Stored entries
-- BEGIN --

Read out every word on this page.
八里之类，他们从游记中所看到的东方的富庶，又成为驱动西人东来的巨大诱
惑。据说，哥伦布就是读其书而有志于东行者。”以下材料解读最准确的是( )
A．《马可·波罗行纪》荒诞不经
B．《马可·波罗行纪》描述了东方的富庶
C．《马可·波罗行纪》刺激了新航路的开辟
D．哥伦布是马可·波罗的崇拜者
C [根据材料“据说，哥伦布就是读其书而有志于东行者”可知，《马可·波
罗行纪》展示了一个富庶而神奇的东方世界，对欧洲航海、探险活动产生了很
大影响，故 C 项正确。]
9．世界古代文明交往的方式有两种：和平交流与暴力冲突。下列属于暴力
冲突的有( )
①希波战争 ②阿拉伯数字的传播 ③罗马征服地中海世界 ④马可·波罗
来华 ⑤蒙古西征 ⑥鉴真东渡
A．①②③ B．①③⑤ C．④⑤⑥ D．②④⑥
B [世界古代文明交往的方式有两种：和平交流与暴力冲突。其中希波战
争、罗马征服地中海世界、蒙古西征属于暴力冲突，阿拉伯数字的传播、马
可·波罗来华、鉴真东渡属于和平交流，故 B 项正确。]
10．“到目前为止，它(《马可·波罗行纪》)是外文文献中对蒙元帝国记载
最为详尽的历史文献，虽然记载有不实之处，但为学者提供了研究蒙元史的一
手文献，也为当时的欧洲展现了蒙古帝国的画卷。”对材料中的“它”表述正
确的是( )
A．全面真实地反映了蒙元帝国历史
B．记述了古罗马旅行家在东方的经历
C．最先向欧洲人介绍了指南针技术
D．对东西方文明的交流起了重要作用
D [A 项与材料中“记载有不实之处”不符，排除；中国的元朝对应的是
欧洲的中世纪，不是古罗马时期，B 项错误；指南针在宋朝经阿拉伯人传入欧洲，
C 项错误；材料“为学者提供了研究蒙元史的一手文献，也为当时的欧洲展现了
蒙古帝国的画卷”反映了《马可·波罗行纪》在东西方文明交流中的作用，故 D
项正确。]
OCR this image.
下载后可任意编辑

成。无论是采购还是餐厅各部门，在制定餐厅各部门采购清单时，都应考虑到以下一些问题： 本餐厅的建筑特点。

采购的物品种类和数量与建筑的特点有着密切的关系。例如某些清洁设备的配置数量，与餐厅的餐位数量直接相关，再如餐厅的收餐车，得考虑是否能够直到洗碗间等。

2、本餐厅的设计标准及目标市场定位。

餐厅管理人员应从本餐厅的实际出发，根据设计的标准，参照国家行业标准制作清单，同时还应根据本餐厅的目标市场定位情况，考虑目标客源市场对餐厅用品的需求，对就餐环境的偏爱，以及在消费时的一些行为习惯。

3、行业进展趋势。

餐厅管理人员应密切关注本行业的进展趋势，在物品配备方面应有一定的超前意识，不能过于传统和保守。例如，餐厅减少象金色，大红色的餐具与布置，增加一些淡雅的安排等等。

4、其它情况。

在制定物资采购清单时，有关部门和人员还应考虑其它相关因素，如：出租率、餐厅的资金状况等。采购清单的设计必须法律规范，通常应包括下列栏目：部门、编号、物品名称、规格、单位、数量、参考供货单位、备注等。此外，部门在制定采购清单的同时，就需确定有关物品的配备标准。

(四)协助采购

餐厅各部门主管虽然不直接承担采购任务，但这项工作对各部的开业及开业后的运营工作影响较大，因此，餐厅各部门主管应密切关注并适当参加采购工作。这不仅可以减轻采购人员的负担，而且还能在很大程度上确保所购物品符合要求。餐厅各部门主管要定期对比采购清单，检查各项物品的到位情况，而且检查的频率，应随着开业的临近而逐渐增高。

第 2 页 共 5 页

-- END --

● **DESCRIPTION OF THE TASK**
Repeat each of the entries above precisely as given.

● **EXPECTED OUTPUT**
Read out every word on this page.
八里之类，他们从游记中所看到的东方的富庶，又成为驱动西人东来的巨大诱
惑。据说，哥伦布就是读其书而有志于东行者。”以下材料解读最准确的是( )
A．《马可·波罗行纪》荒诞不经
B．《马可·波罗行纪》描述了东方的富庶
C．《马可·波罗行纪》刺激了新航路的开辟
D．哥伦布是马可·波罗的崇拜者
C [根据材料“据说，哥伦布就是读其书而有志于东行者”可知，《马可·波
罗行纪》展示了一个富庶而神奇的东方世界，对欧洲航海、探险活动产生了很
大影响，故 C 项正确。]
9．世界古代文明交往的方式有两种：和平交流与暴力冲突。下列属于暴力
冲突的有( )
①希波战争 ②阿拉伯数字的传播 ③罗马征服地中海世界 ④马可·波罗
来华 ⑤蒙古西征 ⑥鉴真东渡
A．①②③ B．①③⑤ C．④⑤⑥ D．②④⑥
B [世界古代文明交往的方式有两种：和平交流与暴力冲突。其中希波战
争、罗马征服地中海世界、蒙古西征属于暴力冲突，阿拉伯数字的传播、马
可·波罗来华、鉴真东渡属于和平交流，故 B 项正确。]
10．“到目前为止，它(《马可·波罗行纪》)是外文文献中对蒙元帝国记载
最为详尽的历史文献，虽然记载有不实之处，但为学者提供了研究蒙元史的一
手文献，也为当时的欧洲展现了蒙古帝国的画卷。”对材料中的“它”表述正
确的是( )
A．全面真实地反映了蒙元帝国历史
B．记述了古罗马旅行家在东方的经历
C．最先向欧洲人介绍了指南针技术
D．对东西方文明的交流起了重要作用
D [A 项与材料中“记载有不实之处”不符，排除；中国的元朝对应的是
欧洲的中世纪，不是古罗马时期，B 项错误；指南针在宋朝经阿拉伯人传入欧洲，
C 项错误；材料“为学者提供了研究蒙元史的一手文献，也为当时的欧洲展现了
蒙古帝国的画卷”反映了《马可·波罗行纪》在东西方文明交流中的作用，故 D
项正确。]
OCR this image.
下载后可任意编辑

成。无论是采购还是餐厅各部门，在制定餐厅各部门采购清单时，都应考虑到以下一些问题： 本餐厅的建筑特点。

采购的物品种类和数量与建筑的特点有着密切的关系。例如某些清洁设备的配置数量，与餐厅的餐位数量直接相关，再如餐厅的收餐车，得考虑是否能够直到洗碗间等。

2、本餐厅的设计标准及目标市场定位。

餐厅管理人员应从本餐厅的实际出发，根据设计的标准，参照国家行业标准制作清单，同时还应根据本餐厅的目标市场定位情况，考虑目标客源市场对餐厅用品的需求，对就餐环境的偏爱，以及在消费时的一些行为习惯。

3、行业进展趋势。

餐厅管理人员应密切关注本行业的进展趋势，在物品配备方面应有一定的超前意识，不能过于传统和保守。例如，餐厅减少象金色，大红色的餐具与布置，增加一些淡雅的安排等等。

4、其它情况。

在制定物资采购清单时，有关部门和人员还应考虑其它相关因素，如：出租率、餐厅的资金状况等。采购清单的设计必须法律规范，通常应包括下列栏目：部门、编号、物品名称、规格、单位、数量、参考供货单位、备注等。此外，部门在制定采购清单的同时，就需确定有关物品的配备标准。

(四)协助采购

餐厅各部门主管虽然不直接承担采购任务，但这项工作对各部的开业及开业后的运营工作影响较大，因此，餐厅各部门主管应密切关注并适当参加采购工作。这不仅可以减轻采购人员的负担，而且还能在很大程度上确保所购物品符合要求。餐厅各部门主管要定期对比采购清单，检查各项物品的到位情况，而且检查的频率，应随着开业的临近而逐渐增高。

第 2 页 共 5 页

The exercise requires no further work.